*DIRECTION A*.
In the YARN-5933 comment, what would change if the appDir were removed from ActivePath as soon as the AppState is Unknown? Answer in one or two sentences.
*DIRECTION B*.
Decide whether each statement agrees with the YARN-5933 comment. Answer yes or no for each, and quote the exact words that decide it.
(i) The issue affects version 2.7.3.
(ii) The reporter and the assignee of the issue are different people.
(iii) The second proposed fix moves the appDir to the done directory only after waiting for unknownActiveMillis.

*GIVEN PASSAGE*.
____________________

[ 
https://issues.apache.org/jira/browse/YARN-5933?page=com.atlassian.jira.plugin.system.issuetabpanels:comment-tabpanel&focusedCommentId=15698124#comment-15698124
 ] 

Prabhu Joseph commented on YARN-5933:
-------------------------------------

Hi [~sunilg] [~gtCarrera9], Below are some of the ways to fix this issue 
assuming an application which is not found in RM at first getApplicationReport 
call will never be one of APP_FINAL_STATES at subsequent getApplicationReport 
call.

1. Once the AppState is Unknown, the appDir can be removed from ActivePath 
immediately. Not sure why there is a wait of unknownActiveMillis and then app 
marked as completed. If we choose removal of appDir immediately, then there 
won't be any need for unknownActiveMillis handling code.
2. If there is a need to move unknown state app also to done directory, then 
the appDir can be moved immediately before waiting for unknownActiveMillis 

Please share your comments.

> ATS stale entries in active directory causes ApplicationNotFoundException in 
> RM
> -------------------------------------------------------------------------------
>
>                 Key: YARN-5933
>                 URL: https://issues.apache.org/jira/browse/YARN-5933
>             Project: Hadoop YARN
>          Issue Type: Bug
>    Affects Versions: 2.7.3
>            Reporter: Prabhu Joseph
>            Assignee: Prabhu Joseph
>
> On Secure cluster where ATS is down, Tez job submitted will fail while 
> getting TIMELINE_DELEGATION_TOKEN with below exception
> {code}
> 0: jdbc:hive2://kerberos-2.openstacklocal:100> select csmallint from 
> alltypesorc group by csmallint;
> INFO  : Session is already open
> INFO  : Dag name: select csmallint from alltypesor...csmallint(Stage-1)

____________________

*ENTRIES SUPPLIED*.
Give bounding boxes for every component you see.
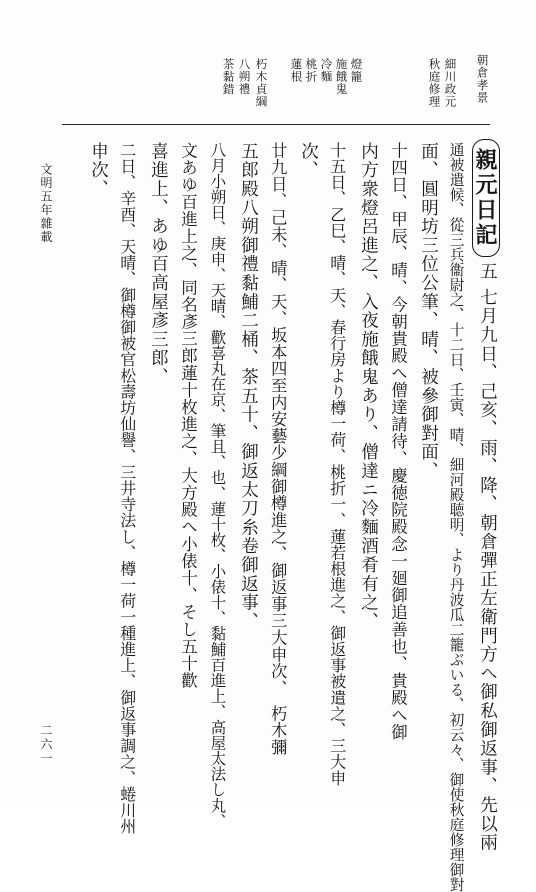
body-line: 七月九日、己亥、雨、降、朝倉彈正左衛門方へ御私御返事、先以兩 xyxy=(477,288,498,852)
body-line: 通被遣候、從三兵衞尉之、十二日、壬寅、晴、細河殿聴明、より丹波瓜二籠ぶいる、初云々、御使秋庭修理御對 xyxy=(447,142,465,892)
header-note: 八朔禮 xyxy=(237,58,252,96)
section-volume: 五 xyxy=(477,262,498,281)
header-note: 細川政元 xyxy=(443,58,458,108)
body-line: 五郎殿八朔御禮黏鯆二桶、茶五十、御返太刀糸卷御返事、 xyxy=(238,142,259,631)
book-title: 文明五年雜載 xyxy=(39,163,53,244)
header-note: 茶黏錯 xyxy=(221,58,236,96)
header-note: 燈籠 xyxy=(349,58,364,83)
body-line: 面、圓明坊三位公筆、晴、被參御對面、 xyxy=(418,142,439,481)
body-line: 次、 xyxy=(298,142,319,180)
header-note: 秋庭修理 xyxy=(427,58,442,108)
body-line: 八月小朔日、庚申、天晴、歡喜丸在京、筆且、也、蓮十枚、小俵十、黏鯆百進上、高屋太法し丸、 xyxy=(208,142,227,829)
header-note: 蓮根 xyxy=(289,58,304,83)
section-title: 親元日記 xyxy=(472,148,498,248)
header-note: 朽木貞綱 xyxy=(254,58,269,108)
body-line: 廿九日、己未、晴、天、坂本四至内安藝少綱御樽進之、御返事三大申次、 朽木彌 xyxy=(268,142,288,756)
running-title: 朝倉孝景 xyxy=(475,54,490,104)
body-line: 申次、 xyxy=(88,142,109,199)
page-number: 二六一 xyxy=(39,724,53,766)
body-line: 喜進上、あゆ百高屋彥三郎、 xyxy=(148,142,169,387)
header-note: 施餓鬼 xyxy=(334,58,349,96)
body-line: 十四日、甲辰、晴、今朝貴殿へ僧達請待、慶徳院殿念一廻御追善也、貴殿へ御 xyxy=(388,142,408,741)
body-line: 文あゆ百進上之、同名彥三郎蓮十枚進之、大方殿へ小俵十、そし五十歡 xyxy=(178,142,198,690)
header-rule xyxy=(62,124,490,125)
body-line: 二日、辛酉、天晴、御樽御被官松壽坊仙譽、三井寺法し、樽一荷一種進上、御返事調之、蜷川州 xyxy=(117,142,137,835)
body-line: 内方衆燈呂進之、入夜施餓鬼あり、僧達ニ冷麵酒肴有之、 xyxy=(358,142,379,631)
header-note: 冷麵 xyxy=(319,58,334,83)
body-line: 十五日、乙巳、晴、天、春行房より樽一荷、桃折一、蓮若根進之、御返事被遣之、三大申 xyxy=(327,142,347,786)
header-note: 桃折 xyxy=(304,58,319,83)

____________________

*EXERCISE RESPONSE A*.
The unknownActiveMillis handling code would no longer be needed.

*EXERCISE RESPONSE B*.
(i) Yes: "Affects Versions: 2.7.3"
(ii) No: "Reporter: Prabhu Joseph" and "Assignee: Prabhu Joseph"
(iii) No: "the appDir can be moved immediately before waiting for unknownActiveMillis"